━━━ RECORDS FOR PROCESSING
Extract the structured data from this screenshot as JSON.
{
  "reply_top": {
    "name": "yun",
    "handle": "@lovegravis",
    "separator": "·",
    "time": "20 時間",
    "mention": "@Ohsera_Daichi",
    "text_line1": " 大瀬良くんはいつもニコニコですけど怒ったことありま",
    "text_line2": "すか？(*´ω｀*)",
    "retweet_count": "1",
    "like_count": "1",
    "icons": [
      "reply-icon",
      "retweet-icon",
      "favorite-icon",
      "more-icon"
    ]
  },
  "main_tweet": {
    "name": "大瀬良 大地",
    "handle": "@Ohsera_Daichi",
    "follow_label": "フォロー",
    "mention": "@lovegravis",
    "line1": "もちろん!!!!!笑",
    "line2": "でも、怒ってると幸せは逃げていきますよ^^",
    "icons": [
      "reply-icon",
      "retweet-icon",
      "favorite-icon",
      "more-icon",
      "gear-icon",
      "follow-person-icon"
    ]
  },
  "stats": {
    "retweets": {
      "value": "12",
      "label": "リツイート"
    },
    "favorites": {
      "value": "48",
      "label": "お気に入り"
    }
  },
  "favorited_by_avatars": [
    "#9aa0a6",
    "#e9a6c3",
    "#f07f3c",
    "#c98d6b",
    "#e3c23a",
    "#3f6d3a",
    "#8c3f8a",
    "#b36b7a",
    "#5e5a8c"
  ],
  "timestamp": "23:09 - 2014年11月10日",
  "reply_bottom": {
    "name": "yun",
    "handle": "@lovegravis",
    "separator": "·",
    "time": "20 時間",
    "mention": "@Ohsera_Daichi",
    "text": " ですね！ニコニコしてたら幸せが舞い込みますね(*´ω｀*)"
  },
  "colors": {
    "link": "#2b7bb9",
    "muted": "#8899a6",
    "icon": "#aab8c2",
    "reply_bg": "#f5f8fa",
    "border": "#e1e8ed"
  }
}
━━━━━━
PROBLEM DESCRIPTION: Reproduce the material exactly, with every line intact.

TASK OUTPUT:
Extract the structured data from this screenshot as JSON.
{
  "reply_top": {
    "name": "yun",
    "handle": "@lovegravis",
    "separator": "·",
    "time": "20 時間",
    "mention": "@Ohsera_Daichi",
    "text_line1": " 大瀬良くんはいつもニコニコですけど怒ったことありま",
    "text_line2": "すか？(*´ω｀*)",
    "retweet_count": "1",
    "like_count": "1",
    "icons": [
      "reply-icon",
      "retweet-icon",
      "favorite-icon",
      "more-icon"
    ]
  },
  "main_tweet": {
    "name": "大瀬良 大地",
    "handle": "@Ohsera_Daichi",
    "follow_label": "フォロー",
    "mention": "@lovegravis",
    "line1": "もちろん!!!!!笑",
    "line2": "でも、怒ってると幸せは逃げていきますよ^^",
    "icons": [
      "reply-icon",
      "retweet-icon",
      "favorite-icon",
      "more-icon",
      "gear-icon",
      "follow-person-icon"
    ]
  },
  "stats": {
    "retweets": {
      "value": "12",
      "label": "リツイート"
    },
    "favorites": {
      "value": "48",
      "label": "お気に入り"
    }
  },
  "favorited_by_avatars": [
    "#9aa0a6",
    "#e9a6c3",
    "#f07f3c",
    "#c98d6b",
    "#e3c23a",
    "#3f6d3a",
    "#8c3f8a",
    "#b36b7a",
    "#5e5a8c"
  ],
  "timestamp": "23:09 - 2014年11月10日",
  "reply_bottom": {
    "name": "yun",
    "handle": "@lovegravis",
    "separator": "·",
    "time": "20 時間",
    "mention": "@Ohsera_Daichi",
    "text": " ですね！ニコニコしてたら幸せが舞い込みますね(*´ω｀*)"
  },
  "colors": {
    "link": "#2b7bb9",
    "muted": "#8899a6",
    "icon": "#aab8c2",
    "reply_bg": "#f5f8fa",
    "border": "#e1e8ed"
  }
}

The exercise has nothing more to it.